WHAT IS NEEDED: Write out every record below exactly as it appears.
_____
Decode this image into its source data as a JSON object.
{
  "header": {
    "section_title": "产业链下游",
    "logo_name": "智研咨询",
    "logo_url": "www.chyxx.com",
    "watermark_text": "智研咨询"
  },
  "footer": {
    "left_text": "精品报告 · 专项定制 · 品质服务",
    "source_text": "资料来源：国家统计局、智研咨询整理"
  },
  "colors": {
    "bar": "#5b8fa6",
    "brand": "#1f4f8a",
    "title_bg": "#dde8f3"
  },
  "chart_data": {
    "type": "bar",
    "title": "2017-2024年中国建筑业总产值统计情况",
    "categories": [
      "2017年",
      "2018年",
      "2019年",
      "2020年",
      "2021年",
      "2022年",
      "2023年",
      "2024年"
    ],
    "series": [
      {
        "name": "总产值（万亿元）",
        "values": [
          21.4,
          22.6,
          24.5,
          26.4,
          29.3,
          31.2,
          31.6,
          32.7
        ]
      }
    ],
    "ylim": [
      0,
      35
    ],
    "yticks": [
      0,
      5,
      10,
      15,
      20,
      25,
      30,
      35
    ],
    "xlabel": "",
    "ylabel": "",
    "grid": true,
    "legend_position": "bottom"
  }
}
_____
OUTPUT BELOW:
Decode this image into its source data as a JSON object.
{
  "header": {
    "section_title": "产业链下游",
    "logo_name": "智研咨询",
    "logo_url": "www.chyxx.com",
    "watermark_text": "智研咨询"
  },
  "footer": {
    "left_text": "精品报告 · 专项定制 · 品质服务",
    "source_text": "资料来源：国家统计局、智研咨询整理"
  },
  "colors": {
    "bar": "#5b8fa6",
    "brand": "#1f4f8a",
    "title_bg": "#dde8f3"
  },
  "chart_data": {
    "type": "bar",
    "title": "2017-2024年中国建筑业总产值统计情况",
    "categories": [
      "2017年",
      "2018年",
      "2019年",
      "2020年",
      "2021年",
      "2022年",
      "2023年",
      "2024年"
    ],
    "series": [
      {
        "name": "总产值（万亿元）",
        "values": [
          21.4,
          22.6,
          24.5,
          26.4,
          29.3,
          31.2,
          31.6,
          32.7
        ]
      }
    ],
    "ylim": [
      0,
      35
    ],
    "yticks": [
      0,
      5,
      10,
      15,
      20,
      25,
      30,
      35
    ],
    "xlabel": "",
    "ylabel": "",
    "grid": true,
    "legend_position": "bottom"
  }
}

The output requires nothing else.